DESCRIPTION OF THE TASK >> Only a number is wanted: how many lines in the records below contain "поддержки"?

Data records
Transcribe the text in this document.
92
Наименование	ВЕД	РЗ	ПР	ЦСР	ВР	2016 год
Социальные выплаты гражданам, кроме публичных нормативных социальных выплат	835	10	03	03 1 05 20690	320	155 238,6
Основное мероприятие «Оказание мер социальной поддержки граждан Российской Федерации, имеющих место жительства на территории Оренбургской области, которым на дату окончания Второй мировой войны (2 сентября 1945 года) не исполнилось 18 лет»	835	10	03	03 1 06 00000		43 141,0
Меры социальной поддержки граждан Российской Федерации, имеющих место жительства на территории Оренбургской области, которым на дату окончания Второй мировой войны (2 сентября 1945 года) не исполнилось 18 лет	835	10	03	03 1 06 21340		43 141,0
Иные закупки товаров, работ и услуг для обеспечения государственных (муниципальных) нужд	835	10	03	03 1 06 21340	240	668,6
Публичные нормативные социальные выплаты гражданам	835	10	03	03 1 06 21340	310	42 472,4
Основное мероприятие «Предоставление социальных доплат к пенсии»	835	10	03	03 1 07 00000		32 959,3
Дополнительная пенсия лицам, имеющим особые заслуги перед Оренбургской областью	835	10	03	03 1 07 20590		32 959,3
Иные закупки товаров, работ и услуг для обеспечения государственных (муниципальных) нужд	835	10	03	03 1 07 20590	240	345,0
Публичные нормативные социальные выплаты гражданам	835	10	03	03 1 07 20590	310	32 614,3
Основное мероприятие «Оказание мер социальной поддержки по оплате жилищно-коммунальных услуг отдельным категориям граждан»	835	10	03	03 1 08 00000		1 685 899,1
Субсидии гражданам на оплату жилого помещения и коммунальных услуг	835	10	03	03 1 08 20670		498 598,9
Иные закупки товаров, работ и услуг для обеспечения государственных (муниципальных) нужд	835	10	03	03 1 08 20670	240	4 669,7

FINAL RESULT >> 3